INFORMATION SHOWN »
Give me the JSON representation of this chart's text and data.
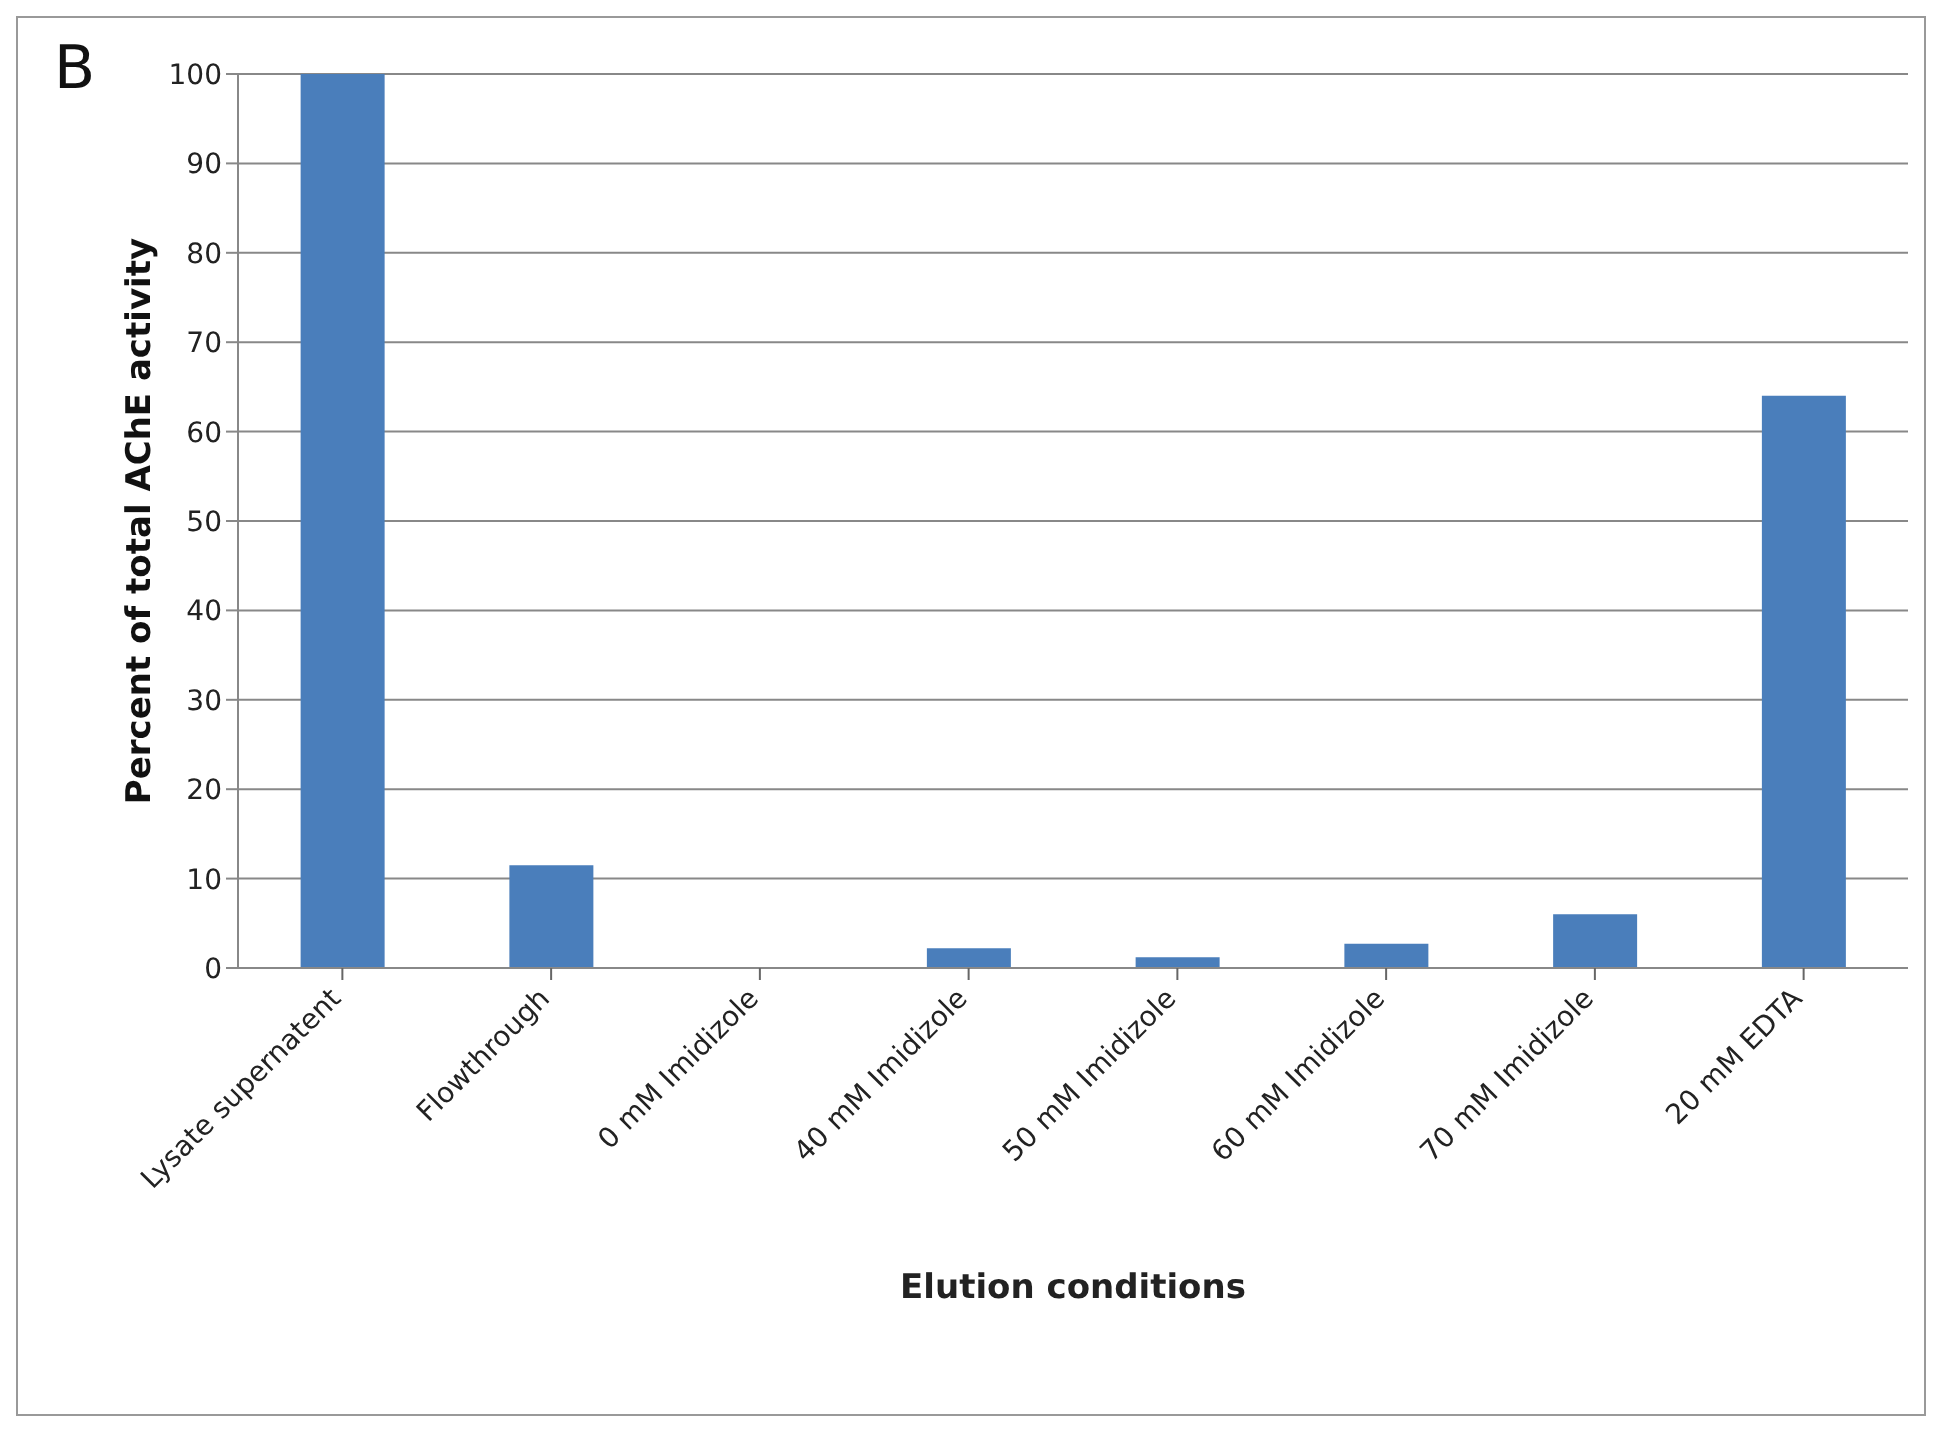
{
  "chart_data": {
    "type": "bar",
    "title": "B",
    "xlabel": "Elution conditions",
    "ylabel": "Percent of total AChE activity",
    "categories": [
      "Lysate supernatent",
      "Flowthrough",
      "0 mM Imidizole",
      "40 mM Imidizole",
      "50 mM Imidizole",
      "60 mM Imidizole",
      "70 mM Imidizole",
      "20 mM EDTA"
    ],
    "values": [
      100,
      11.5,
      0,
      2.2,
      1.2,
      2.7,
      6,
      64
    ],
    "color": "#4a7ebb",
    "ylim": [
      0,
      100
    ],
    "yticks": [
      0,
      10,
      20,
      30,
      40,
      50,
      60,
      70,
      80,
      90,
      100
    ],
    "grid": "y",
    "legend": false
  }
}
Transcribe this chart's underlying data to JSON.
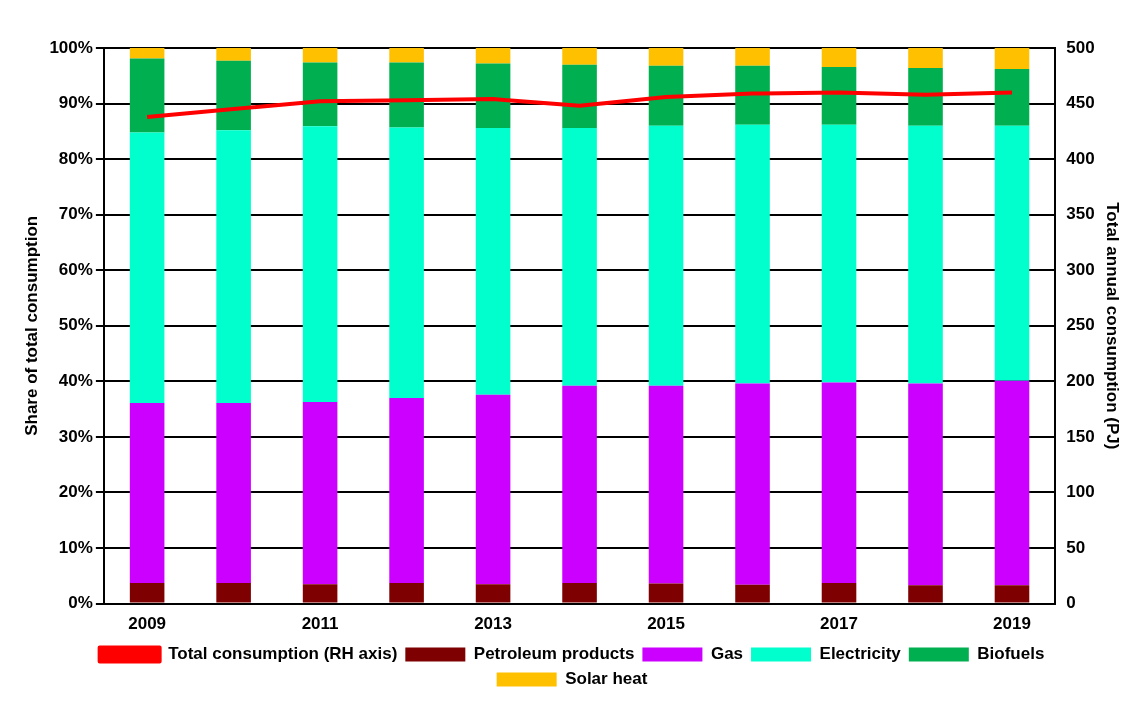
{
  "chart_data": {
    "type": "bar",
    "stacked": true,
    "ylabel": "Share of total consumption",
    "y2label": "Total annual consumption (PJ)",
    "categories": [
      "2009",
      null,
      "2011",
      null,
      "2013",
      null,
      "2015",
      null,
      "2017",
      null,
      "2019"
    ],
    "series": [
      {
        "name": "Petroleum products",
        "color": "#7f0000",
        "values": [
          3.7,
          3.7,
          3.5,
          3.7,
          3.5,
          3.7,
          3.6,
          3.4,
          3.7,
          3.3,
          3.3
        ]
      },
      {
        "name": "Gas",
        "color": "#cc00ff",
        "values": [
          32.4,
          32.4,
          32.8,
          33.3,
          34.1,
          35.5,
          35.6,
          36.2,
          36.1,
          36.3,
          36.8
        ]
      },
      {
        "name": "Electricity",
        "color": "#00ffcc",
        "values": [
          48.7,
          49.1,
          49.6,
          48.7,
          48.0,
          46.4,
          46.8,
          46.6,
          46.4,
          46.4,
          45.9
        ]
      },
      {
        "name": "Biofuels",
        "color": "#00b050",
        "values": [
          13.3,
          12.5,
          11.5,
          11.7,
          11.6,
          11.4,
          10.8,
          10.6,
          10.4,
          10.4,
          10.2
        ]
      },
      {
        "name": "Solar heat",
        "color": "#ffc000",
        "values": [
          1.9,
          2.3,
          2.6,
          2.6,
          2.8,
          3.0,
          3.2,
          3.2,
          3.4,
          3.6,
          3.8
        ]
      },
      {
        "name": "Total consumption (RH axis)",
        "type": "line",
        "axis": "y2",
        "color": "#ff0000",
        "values": [
          438,
          445,
          452,
          453,
          454,
          448,
          456,
          459,
          460,
          458,
          460
        ]
      }
    ],
    "ylim": [
      0,
      100
    ],
    "yticks": [
      {
        "value": 0,
        "label": "0%"
      },
      {
        "value": 10,
        "label": "10%"
      },
      {
        "value": 20,
        "label": "20%"
      },
      {
        "value": 30,
        "label": "30%"
      },
      {
        "value": 40,
        "label": "40%"
      },
      {
        "value": 50,
        "label": "50%"
      },
      {
        "value": 60,
        "label": "60%"
      },
      {
        "value": 70,
        "label": "70%"
      },
      {
        "value": 80,
        "label": "80%"
      },
      {
        "value": 90,
        "label": "90%"
      },
      {
        "value": 100,
        "label": "100%"
      }
    ],
    "y2lim": [
      0,
      500
    ],
    "y2ticks": [
      0,
      50,
      100,
      150,
      200,
      250,
      300,
      350,
      400,
      450,
      500
    ],
    "grid": "y",
    "legend": "bottom",
    "marker": "none"
  }
}
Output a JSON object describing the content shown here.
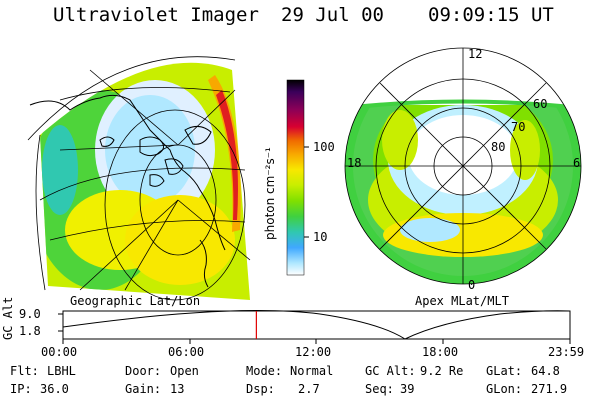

YOUR GOAL » Write out the listing word for word, omitting the pictures it holds.

EXERCISE ANSWER »
Give me the JSON representation of this chart's text and data.
{
  "chart_data": {
    "type": "bar",
    "title": "B",
    "xlabel": "Elution conditions",
    "ylabel": "Percent of total AChE activity",
    "categories": [
      "Lysate supernatent",
      "Flowthrough",
      "0 mM Imidizole",
      "40 mM Imidizole",
      "50 mM Imidizole",
      "60 mM Imidizole",
      "70 mM Imidizole",
      "20 mM EDTA"
    ],
    "values": [
      100,
      11.5,
      0,
      2.2,
      1.2,
      2.7,
      6,
      64
    ],
    "color": "#4a7ebb",
    "ylim": [
      0,
      100
    ],
    "yticks": [
      0,
      10,
      20,
      30,
      40,
      50,
      60,
      70,
      80,
      90,
      100
    ],
    "grid": "y",
    "legend": false
  }
}
Transcribe this chart's underlying data to JSON.
{
  "chart_data": {
    "type": "bar",
    "stacked": true,
    "ylabel": "Share of total consumption",
    "y2label": "Total annual consumption (PJ)",
    "categories": [
      "2009",
      null,
      "2011",
      null,
      "2013",
      null,
      "2015",
      null,
      "2017",
      null,
      "2019"
    ],
    "series": [
      {
        "name": "Petroleum products",
        "color": "#7f0000",
        "values": [
          3.7,
          3.7,
          3.5,
          3.7,
          3.5,
          3.7,
          3.6,
          3.4,
          3.7,
          3.3,
          3.3
        ]
      },
      {
        "name": "Gas",
        "color": "#cc00ff",
        "values": [
          32.4,
          32.4,
          32.8,
          33.3,
          34.1,
          35.5,
          35.6,
          36.2,
          36.1,
          36.3,
          36.8
        ]
      },
      {
        "name": "Electricity",
        "color": "#00ffcc",
        "values": [
          48.7,
          49.1,
          49.6,
          48.7,
          48.0,
          46.4,
          46.8,
          46.6,
          46.4,
          46.4,
          45.9
        ]
      },
      {
        "name": "Biofuels",
        "color": "#00b050",
        "values": [
          13.3,
          12.5,
          11.5,
          11.7,
          11.6,
          11.4,
          10.8,
          10.6,
          10.4,
          10.4,
          10.2
        ]
      },
      {
        "name": "Solar heat",
        "color": "#ffc000",
        "values": [
          1.9,
          2.3,
          2.6,
          2.6,
          2.8,
          3.0,
          3.2,
          3.2,
          3.4,
          3.6,
          3.8
        ]
      },
      {
        "name": "Total consumption (RH axis)",
        "type": "line",
        "axis": "y2",
        "color": "#ff0000",
        "values": [
          438,
          445,
          452,
          453,
          454,
          448,
          456,
          459,
          460,
          458,
          460
        ]
      }
    ],
    "ylim": [
      0,
      100
    ],
    "yticks": [
      {
        "value": 0,
        "label": "0%"
      },
      {
        "value": 10,
        "label": "10%"
      },
      {
        "value": 20,
        "label": "20%"
      },
      {
        "value": 30,
        "label": "30%"
      },
      {
        "value": 40,
        "label": "40%"
      },
      {
        "value": 50,
        "label": "50%"
      },
      {
        "value": 60,
        "label": "60%"
      },
      {
        "value": 70,
        "label": "70%"
      },
      {
        "value": 80,
        "label": "80%"
      },
      {
        "value": 90,
        "label": "90%"
      },
      {
        "value": 100,
        "label": "100%"
      }
    ],
    "y2lim": [
      0,
      500
    ],
    "y2ticks": [
      0,
      50,
      100,
      150,
      200,
      250,
      300,
      350,
      400,
      450,
      500
    ],
    "grid": "y",
    "legend": "bottom",
    "marker": "none"
  }
}
Output a JSON object describing the content shown here.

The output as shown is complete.